# ENTRIES PROVIDED
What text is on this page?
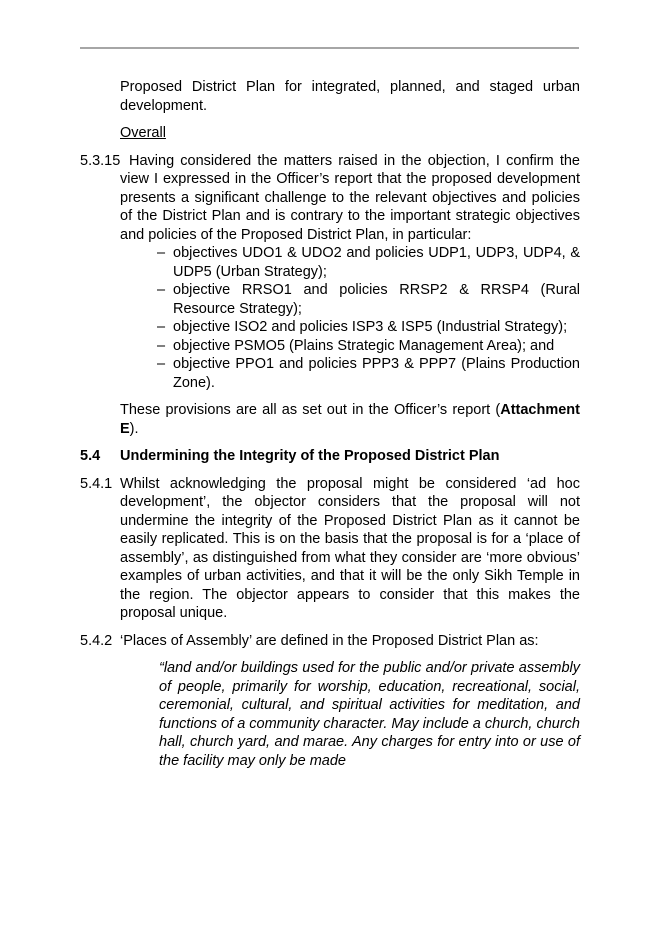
Proposed District Plan for integrated, planned, and staged urban development.
Overall
5.3.15 Having considered the matters raised in the objection, I confirm the view I expressed in the Officer’s report that the proposed development presents a significant challenge to the relevant objectives and policies of the District Plan and is contrary to the important strategic objectives and policies of the Proposed District Plan, in particular:
– objectives UDO1 & UDO2 and policies UDP1, UDP3, UDP4, & UDP5 (Urban Strategy);
– objective RRSO1 and policies RRSP2 & RRSP4 (Rural Resource Strategy);
– objective ISO2 and policies ISP3 & ISP5 (Industrial Strategy);
– objective PSMO5 (Plains Strategic Management Area); and
– objective PPO1 and policies PPP3 & PPP7 (Plains Production Zone).
These provisions are all as set out in the Officer’s report (Attachment E).
5.4 Undermining the Integrity of the Proposed District Plan
5.4.1 Whilst acknowledging the proposal might be considered ‘ad hoc development’, the objector considers that the proposal will not undermine the integrity of the Proposed District Plan as it cannot be easily replicated. This is on the basis that the proposal is for a ‘place of assembly’, as distinguished from what they consider are ‘more obvious’ examples of urban activities, and that it will be the only Sikh Temple in the region. The objector appears to consider that this makes the proposal unique.
5.4.2 ‘Places of Assembly’ are defined in the Proposed District Plan as:
“land and/or buildings used for the public and/or private assembly of people, primarily for worship, education, recreational, social, ceremonial, cultural, and spiritual activities for meditation, and functions of a community character. May include a church, church hall, church yard, and marae. Any charges for entry into or use of the facility may only be made
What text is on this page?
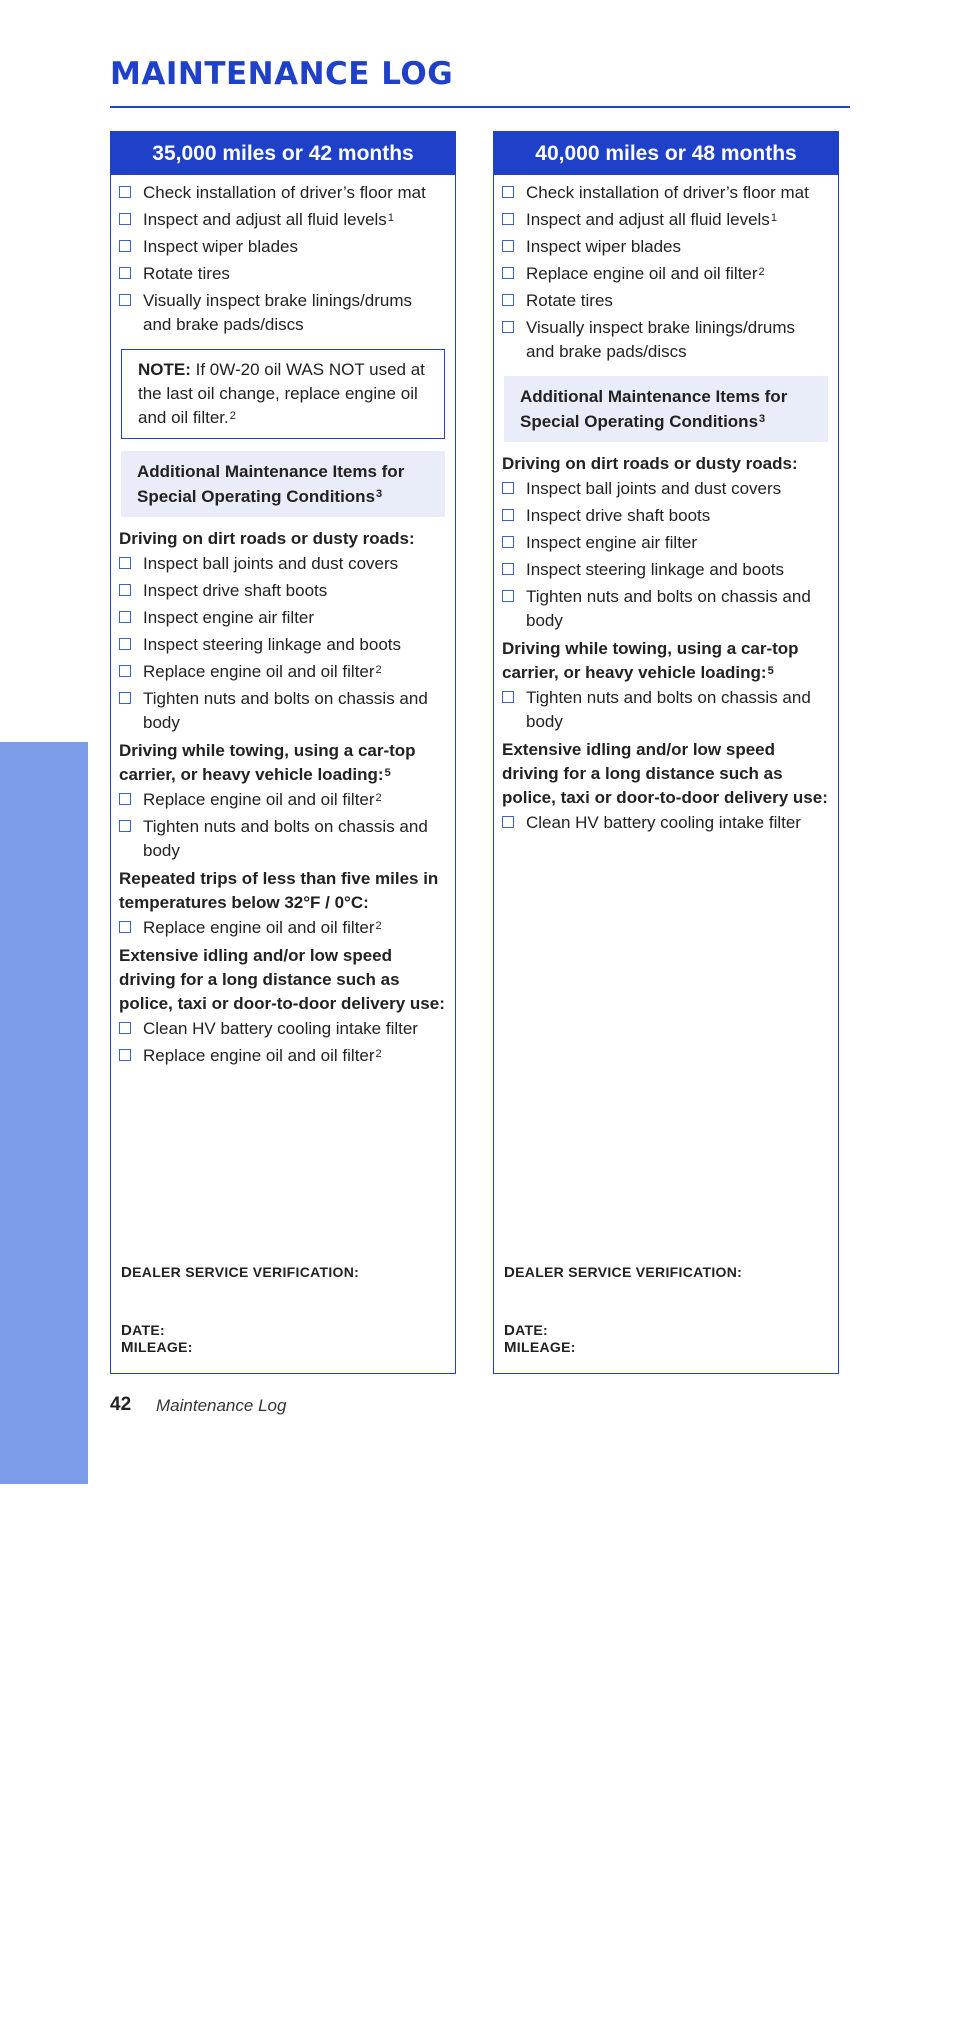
MAINTENANCE LOG
MAINTENANCE
35,000 miles or 42 months
Check installation of driver’s floor mat
Inspect and adjust all fluid levels$^1$
Inspect wiper blades
Rotate tires
Visually inspect brake linings/drums and brake pads/discs
NOTE: If 0W-20 oil WAS NOT used at the last oil change, replace engine oil and oil filter.$^2$
Additional Maintenance Items for Special Operating Conditions$^3$
Driving on dirt roads or dusty roads:
Inspect ball joints and dust covers
Inspect drive shaft boots
Inspect engine air filter
Inspect steering linkage and boots
Replace engine oil and oil filter$^2$
Tighten nuts and bolts on chassis and body
Driving while towing, using a car-top carrier, or heavy vehicle loading:$^5$
Replace engine oil and oil filter$^2$
Tighten nuts and bolts on chassis and body
Repeated trips of less than five miles in temperatures below 32°F / 0°C:
Replace engine oil and oil filter$^2$
Extensive idling and/or low speed driving for a long distance such as police, taxi or door-to-door delivery use:
Clean HV battery cooling intake filter
Replace engine oil and oil filter$^2$
DEALER SERVICE VERIFICATION:
DATE:
MILEAGE:
40,000 miles or 48 months
Check installation of driver’s floor mat
Inspect and adjust all fluid levels$^1$
Inspect wiper blades
Replace engine oil and oil filter$^2$
Rotate tires
Visually inspect brake linings/drums and brake pads/discs
Additional Maintenance Items for Special Operating Conditions$^3$
Driving on dirt roads or dusty roads:
Inspect ball joints and dust covers
Inspect drive shaft boots
Inspect engine air filter
Inspect steering linkage and boots
Tighten nuts and bolts on chassis and body
Driving while towing, using a car-top carrier, or heavy vehicle loading:$^5$
Tighten nuts and bolts on chassis and body
Extensive idling and/or low speed driving for a long distance such as police, taxi or door-to-door delivery use:
Clean HV battery cooling intake filter
DEALER SERVICE VERIFICATION:
DATE:
MILEAGE:
42 Maintenance Log
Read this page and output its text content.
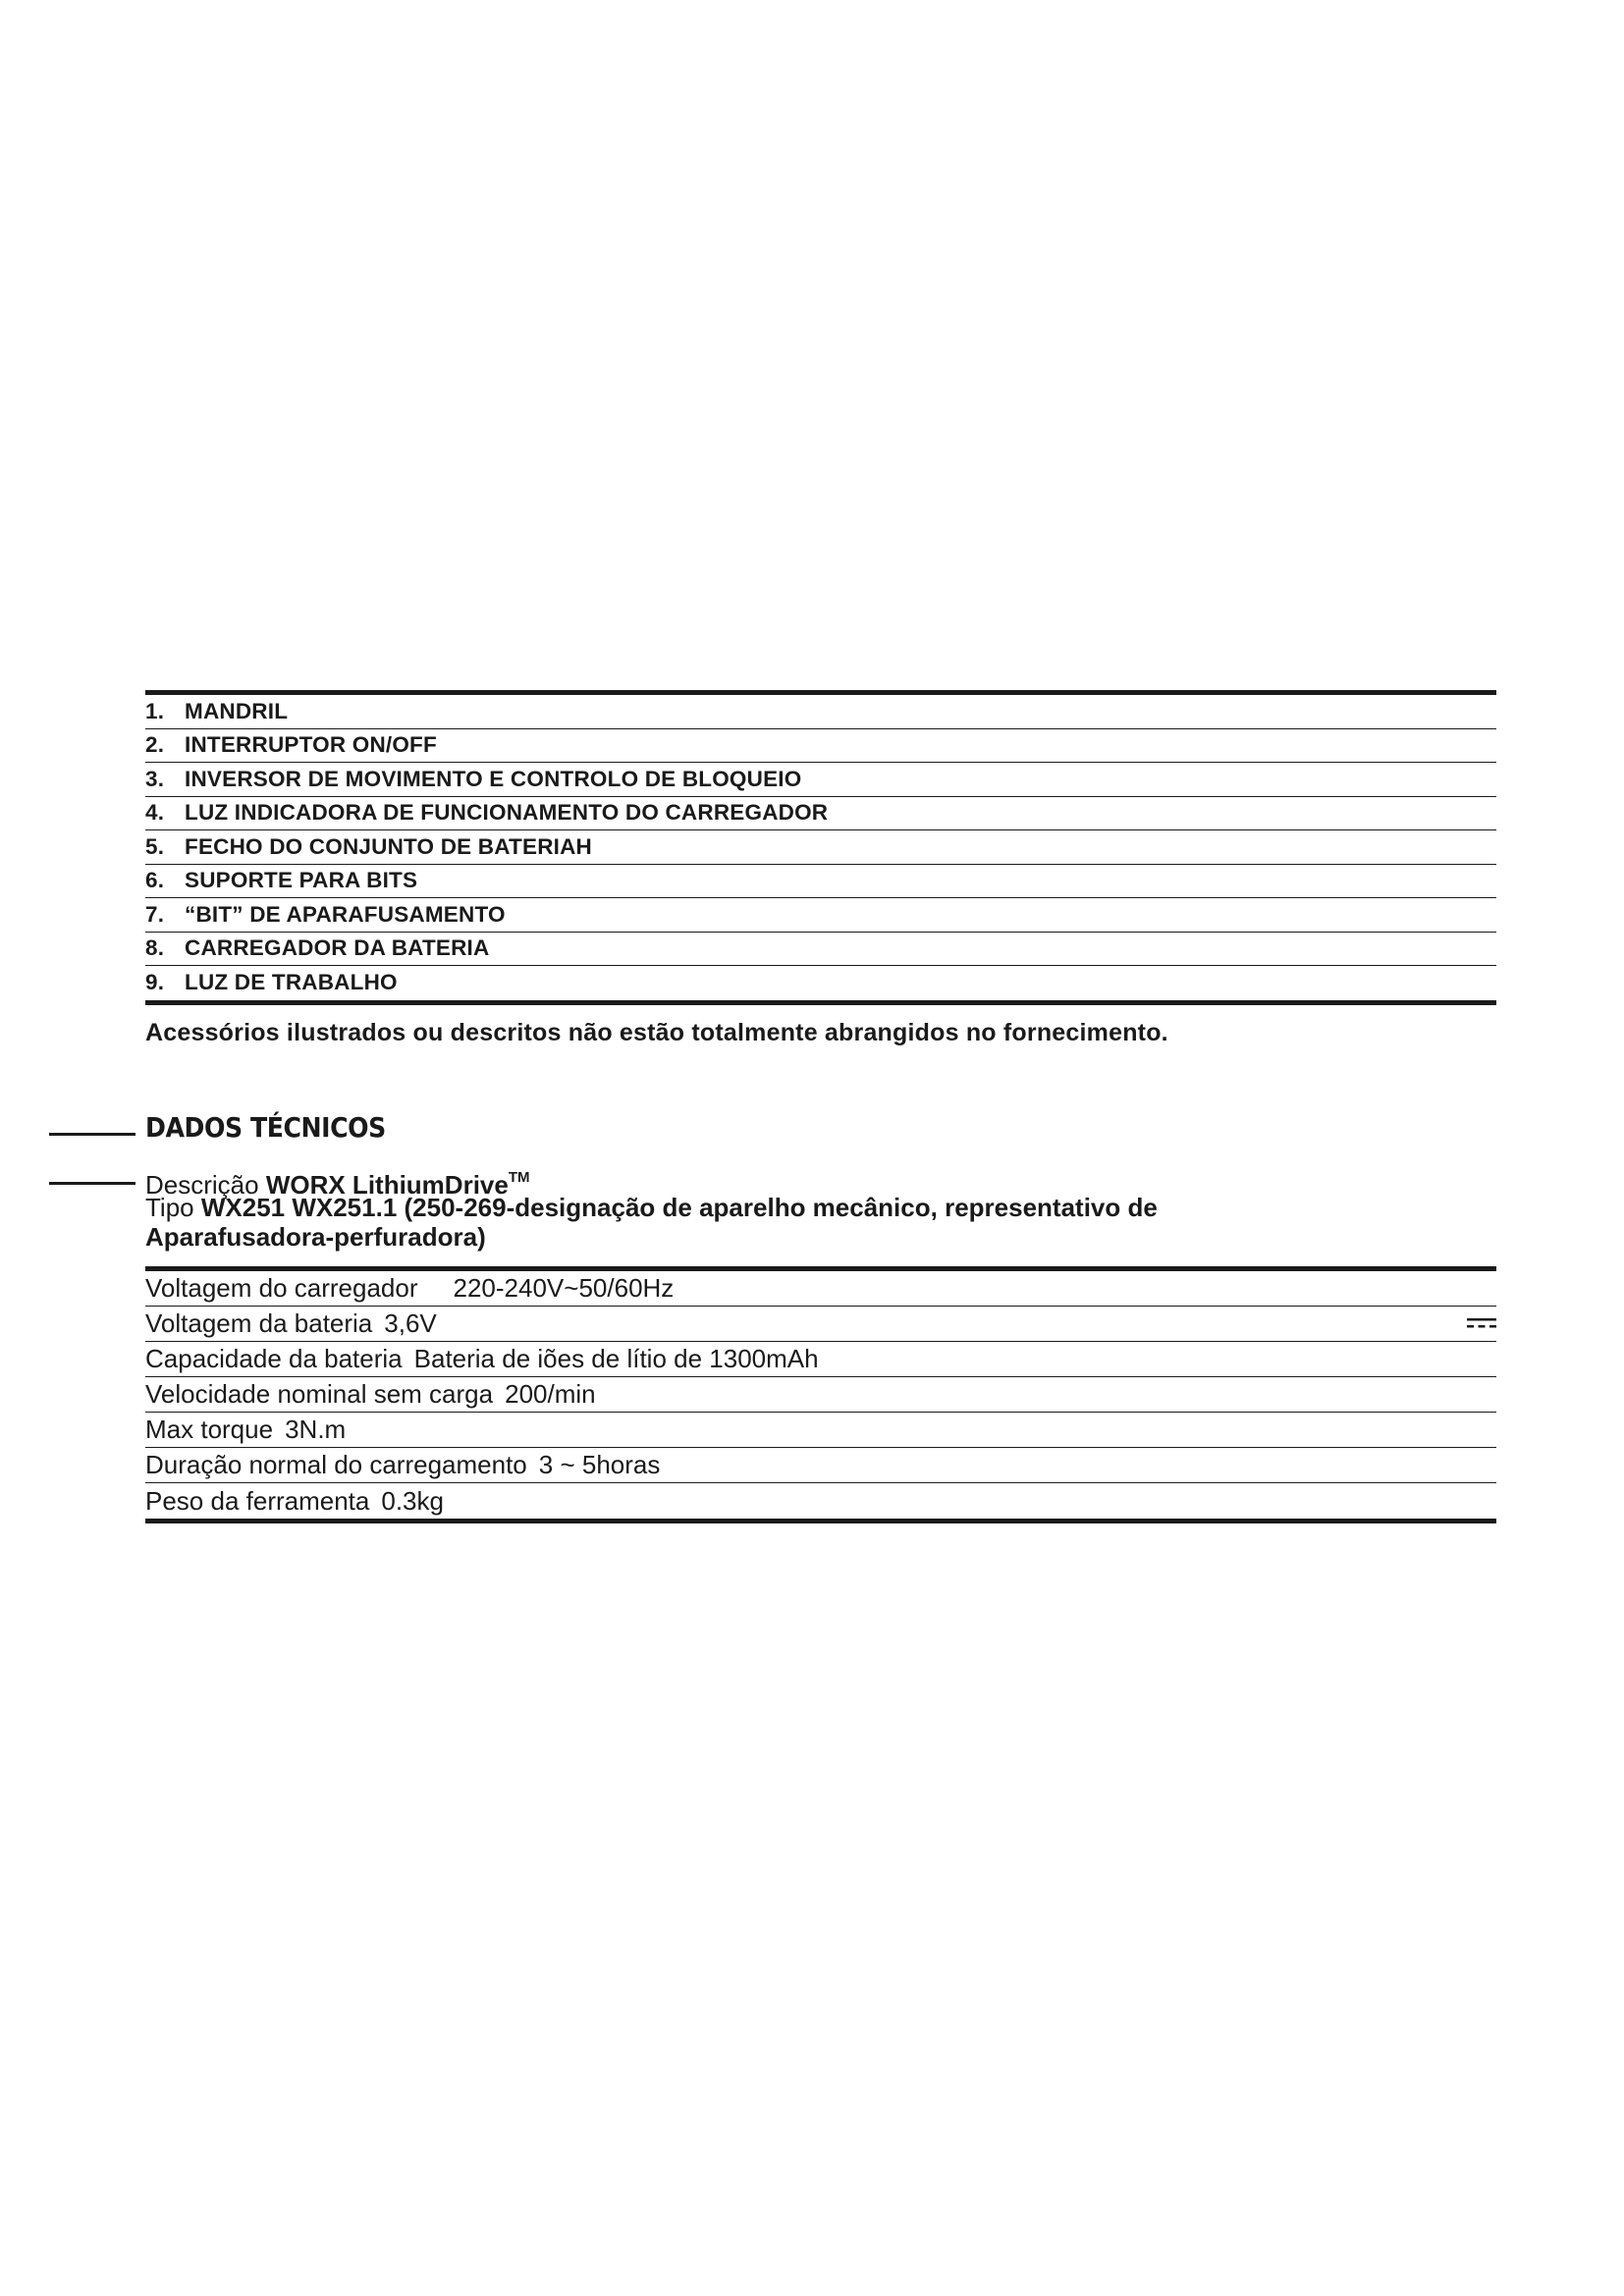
1. MANDRIL
2. INTERRUPTOR ON/OFF
3. INVERSOR DE MOVIMENTO E CONTROLO DE BLOQUEIO
4. LUZ INDICADORA DE FUNCIONAMENTO DO CARREGADOR
5. FECHO DO CONJUNTO DE BATERIAH
6. SUPORTE PARA BITS
7. “BIT” DE APARAFUSAMENTO
8. CARREGADOR DA BATERIA
9. LUZ DE TRABALHO
Acessórios ilustrados ou descritos não estão totalmente abrangidos no fornecimento.
DADOS TÉCNICOS
Descrição WORX LithiumDrive™
Tipo WX251 WX251.1 (250-269-designação de aparelho mecânico, representativo de
Aparafusadora-perfuradora)
Voltagem do carregador 220-240V~50/60Hz
Voltagem da bateria 3,6V
Capacidade da bateria Bateria de iões de lítio de 1300mAh
Velocidade nominal sem carga 200/min
Max torque 3N.m
Duração normal do carregamento 3 ~ 5horas
Peso da ferramenta 0.3kg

# PROBLEM DESCRIPTION
Copy out all the data without changing anything, and drop the pictures.

# EXERCISE RESULT
What text is on this page?
Proposed District Plan for integrated, planned, and staged urban development.
Overall
5.3.15 Having considered the matters raised in the objection, I confirm the view I expressed in the Officer’s report that the proposed development presents a significant challenge to the relevant objectives and policies of the District Plan and is contrary to the important strategic objectives and policies of the Proposed District Plan, in particular:
– objectives UDO1 & UDO2 and policies UDP1, UDP3, UDP4, & UDP5 (Urban Strategy);
– objective RRSO1 and policies RRSP2 & RRSP4 (Rural Resource Strategy);
– objective ISO2 and policies ISP3 & ISP5 (Industrial Strategy);
– objective PSMO5 (Plains Strategic Management Area); and
– objective PPO1 and policies PPP3 & PPP7 (Plains Production Zone).
These provisions are all as set out in the Officer’s report (Attachment E).
5.4 Undermining the Integrity of the Proposed District Plan
5.4.1 Whilst acknowledging the proposal might be considered ‘ad hoc development’, the objector considers that the proposal will not undermine the integrity of the Proposed District Plan as it cannot be easily replicated. This is on the basis that the proposal is for a ‘place of assembly’, as distinguished from what they consider are ‘more obvious’ examples of urban activities, and that it will be the only Sikh Temple in the region. The objector appears to consider that this makes the proposal unique.
5.4.2 ‘Places of Assembly’ are defined in the Proposed District Plan as:
“land and/or buildings used for the public and/or private assembly of people, primarily for worship, education, recreational, social, ceremonial, cultural, and spiritual activities for meditation, and functions of a community character. May include a church, church hall, church yard, and marae. Any charges for entry into or use of the facility may only be made
What text is on this page?
MAINTENANCE LOG
MAINTENANCE
35,000 miles or 42 months
Check installation of driver’s floor mat
Inspect and adjust all fluid levels$^1$
Inspect wiper blades
Rotate tires
Visually inspect brake linings/drums and brake pads/discs
NOTE: If 0W-20 oil WAS NOT used at the last oil change, replace engine oil and oil filter.$^2$
Additional Maintenance Items for Special Operating Conditions$^3$
Driving on dirt roads or dusty roads:
Inspect ball joints and dust covers
Inspect drive shaft boots
Inspect engine air filter
Inspect steering linkage and boots
Replace engine oil and oil filter$^2$
Tighten nuts and bolts on chassis and body
Driving while towing, using a car-top carrier, or heavy vehicle loading:$^5$
Replace engine oil and oil filter$^2$
Tighten nuts and bolts on chassis and body
Repeated trips of less than five miles in temperatures below 32°F / 0°C:
Replace engine oil and oil filter$^2$
Extensive idling and/or low speed driving for a long distance such as police, taxi or door-to-door delivery use:
Clean HV battery cooling intake filter
Replace engine oil and oil filter$^2$
DEALER SERVICE VERIFICATION:
DATE:
MILEAGE:
40,000 miles or 48 months
Check installation of driver’s floor mat
Inspect and adjust all fluid levels$^1$
Inspect wiper blades
Replace engine oil and oil filter$^2$
Rotate tires
Visually inspect brake linings/drums and brake pads/discs
Additional Maintenance Items for Special Operating Conditions$^3$
Driving on dirt roads or dusty roads:
Inspect ball joints and dust covers
Inspect drive shaft boots
Inspect engine air filter
Inspect steering linkage and boots
Tighten nuts and bolts on chassis and body
Driving while towing, using a car-top carrier, or heavy vehicle loading:$^5$
Tighten nuts and bolts on chassis and body
Extensive idling and/or low speed driving for a long distance such as police, taxi or door-to-door delivery use:
Clean HV battery cooling intake filter
DEALER SERVICE VERIFICATION:
DATE:
MILEAGE:
42 Maintenance Log
Read this page and output its text content.
1. MANDRIL
2. INTERRUPTOR ON/OFF
3. INVERSOR DE MOVIMENTO E CONTROLO DE BLOQUEIO
4. LUZ INDICADORA DE FUNCIONAMENTO DO CARREGADOR
5. FECHO DO CONJUNTO DE BATERIAH
6. SUPORTE PARA BITS
7. “BIT” DE APARAFUSAMENTO
8. CARREGADOR DA BATERIA
9. LUZ DE TRABALHO
Acessórios ilustrados ou descritos não estão totalmente abrangidos no fornecimento.
DADOS TÉCNICOS
Descrição WORX LithiumDrive™
Tipo WX251 WX251.1 (250-269-designação de aparelho mecânico, representativo de
Aparafusadora-perfuradora)
Voltagem do carregador 220-240V~50/60Hz
Voltagem da bateria 3,6V
Capacidade da bateria Bateria de iões de lítio de 1300mAh
Velocidade nominal sem carga 200/min
Max torque 3N.m
Duração normal do carregamento 3 ~ 5horas
Peso da ferramenta 0.3kg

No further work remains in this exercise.